**WHAT IS BEING ASKED**
Restate the entire listing word for word.

**DATA EXCERPTS**
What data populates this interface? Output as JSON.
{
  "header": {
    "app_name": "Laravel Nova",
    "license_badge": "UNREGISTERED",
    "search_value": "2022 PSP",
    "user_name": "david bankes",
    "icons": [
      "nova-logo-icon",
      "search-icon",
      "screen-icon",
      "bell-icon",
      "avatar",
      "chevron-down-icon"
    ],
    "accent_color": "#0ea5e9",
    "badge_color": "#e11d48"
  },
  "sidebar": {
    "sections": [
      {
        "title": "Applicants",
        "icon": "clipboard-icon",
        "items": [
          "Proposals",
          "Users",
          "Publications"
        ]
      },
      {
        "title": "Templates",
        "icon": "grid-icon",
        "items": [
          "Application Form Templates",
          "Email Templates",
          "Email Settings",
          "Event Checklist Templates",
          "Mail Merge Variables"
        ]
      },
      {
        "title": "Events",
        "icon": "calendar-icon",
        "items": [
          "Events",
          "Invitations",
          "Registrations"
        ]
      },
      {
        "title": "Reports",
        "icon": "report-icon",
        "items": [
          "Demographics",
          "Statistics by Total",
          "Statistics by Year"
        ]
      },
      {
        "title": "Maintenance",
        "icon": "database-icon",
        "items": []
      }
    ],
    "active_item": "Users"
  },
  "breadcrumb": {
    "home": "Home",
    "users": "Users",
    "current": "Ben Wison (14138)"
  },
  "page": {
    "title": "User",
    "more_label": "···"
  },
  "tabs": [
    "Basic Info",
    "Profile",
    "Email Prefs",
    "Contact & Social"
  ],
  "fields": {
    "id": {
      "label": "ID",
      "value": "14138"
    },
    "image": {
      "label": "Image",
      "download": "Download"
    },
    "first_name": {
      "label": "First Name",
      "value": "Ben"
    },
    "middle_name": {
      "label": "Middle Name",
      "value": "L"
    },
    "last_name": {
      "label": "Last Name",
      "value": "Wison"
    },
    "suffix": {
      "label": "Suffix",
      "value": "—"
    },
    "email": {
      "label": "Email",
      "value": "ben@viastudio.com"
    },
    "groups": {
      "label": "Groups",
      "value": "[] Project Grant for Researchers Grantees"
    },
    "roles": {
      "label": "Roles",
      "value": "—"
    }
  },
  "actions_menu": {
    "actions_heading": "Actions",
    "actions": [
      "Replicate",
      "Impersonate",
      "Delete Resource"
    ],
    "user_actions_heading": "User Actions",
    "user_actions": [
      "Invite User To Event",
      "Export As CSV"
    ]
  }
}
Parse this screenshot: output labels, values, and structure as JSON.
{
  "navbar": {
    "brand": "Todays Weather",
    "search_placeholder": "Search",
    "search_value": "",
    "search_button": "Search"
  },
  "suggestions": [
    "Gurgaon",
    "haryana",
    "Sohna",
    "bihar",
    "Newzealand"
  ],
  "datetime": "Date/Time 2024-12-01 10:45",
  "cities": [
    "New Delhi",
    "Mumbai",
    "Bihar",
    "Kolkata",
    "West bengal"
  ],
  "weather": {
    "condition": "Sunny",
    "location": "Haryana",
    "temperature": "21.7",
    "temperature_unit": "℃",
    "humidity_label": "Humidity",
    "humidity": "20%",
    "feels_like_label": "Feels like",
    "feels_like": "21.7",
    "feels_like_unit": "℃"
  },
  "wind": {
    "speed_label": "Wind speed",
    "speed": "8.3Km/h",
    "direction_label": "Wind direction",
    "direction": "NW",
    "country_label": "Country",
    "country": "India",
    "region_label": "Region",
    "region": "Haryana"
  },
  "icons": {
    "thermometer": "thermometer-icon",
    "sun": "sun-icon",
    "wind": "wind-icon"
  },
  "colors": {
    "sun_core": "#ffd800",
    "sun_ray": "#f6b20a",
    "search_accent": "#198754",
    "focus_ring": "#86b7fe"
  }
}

**ANSWER TO THE PROBLEM**
What data populates this interface? Output as JSON.
{
  "header": {
    "app_name": "Laravel Nova",
    "license_badge": "UNREGISTERED",
    "search_value": "2022 PSP",
    "user_name": "david bankes",
    "icons": [
      "nova-logo-icon",
      "search-icon",
      "screen-icon",
      "bell-icon",
      "avatar",
      "chevron-down-icon"
    ],
    "accent_color": "#0ea5e9",
    "badge_color": "#e11d48"
  },
  "sidebar": {
    "sections": [
      {
        "title": "Applicants",
        "icon": "clipboard-icon",
        "items": [
          "Proposals",
          "Users",
          "Publications"
        ]
      },
      {
        "title": "Templates",
        "icon": "grid-icon",
        "items": [
          "Application Form Templates",
          "Email Templates",
          "Email Settings",
          "Event Checklist Templates",
          "Mail Merge Variables"
        ]
      },
      {
        "title": "Events",
        "icon": "calendar-icon",
        "items": [
          "Events",
          "Invitations",
          "Registrations"
        ]
      },
      {
        "title": "Reports",
        "icon": "report-icon",
        "items": [
          "Demographics",
          "Statistics by Total",
          "Statistics by Year"
        ]
      },
      {
        "title": "Maintenance",
        "icon": "database-icon",
        "items": []
      }
    ],
    "active_item": "Users"
  },
  "breadcrumb": {
    "home": "Home",
    "users": "Users",
    "current": "Ben Wison (14138)"
  },
  "page": {
    "title": "User",
    "more_label": "···"
  },
  "tabs": [
    "Basic Info",
    "Profile",
    "Email Prefs",
    "Contact & Social"
  ],
  "fields": {
    "id": {
      "label": "ID",
      "value": "14138"
    },
    "image": {
      "label": "Image",
      "download": "Download"
    },
    "first_name": {
      "label": "First Name",
      "value": "Ben"
    },
    "middle_name": {
      "label": "Middle Name",
      "value": "L"
    },
    "last_name": {
      "label": "Last Name",
      "value": "Wison"
    },
    "suffix": {
      "label": "Suffix",
      "value": "—"
    },
    "email": {
      "label": "Email",
      "value": "ben@viastudio.com"
    },
    "groups": {
      "label": "Groups",
      "value": "[] Project Grant for Researchers Grantees"
    },
    "roles": {
      "label": "Roles",
      "value": "—"
    }
  },
  "actions_menu": {
    "actions_heading": "Actions",
    "actions": [
      "Replicate",
      "Impersonate",
      "Delete Resource"
    ],
    "user_actions_heading": "User Actions",
    "user_actions": [
      "Invite User To Event",
      "Export As CSV"
    ]
  }
}
Parse this screenshot: output labels, values, and structure as JSON.
{
  "navbar": {
    "brand": "Todays Weather",
    "search_placeholder": "Search",
    "search_value": "",
    "search_button": "Search"
  },
  "suggestions": [
    "Gurgaon",
    "haryana",
    "Sohna",
    "bihar",
    "Newzealand"
  ],
  "datetime": "Date/Time 2024-12-01 10:45",
  "cities": [
    "New Delhi",
    "Mumbai",
    "Bihar",
    "Kolkata",
    "West bengal"
  ],
  "weather": {
    "condition": "Sunny",
    "location": "Haryana",
    "temperature": "21.7",
    "temperature_unit": "℃",
    "humidity_label": "Humidity",
    "humidity": "20%",
    "feels_like_label": "Feels like",
    "feels_like": "21.7",
    "feels_like_unit": "℃"
  },
  "wind": {
    "speed_label": "Wind speed",
    "speed": "8.3Km/h",
    "direction_label": "Wind direction",
    "direction": "NW",
    "country_label": "Country",
    "country": "India",
    "region_label": "Region",
    "region": "Haryana"
  },
  "icons": {
    "thermometer": "thermometer-icon",
    "sun": "sun-icon",
    "wind": "wind-icon"
  },
  "colors": {
    "sun_core": "#ffd800",
    "sun_ray": "#f6b20a",
    "search_accent": "#198754",
    "focus_ring": "#86b7fe"
  }
}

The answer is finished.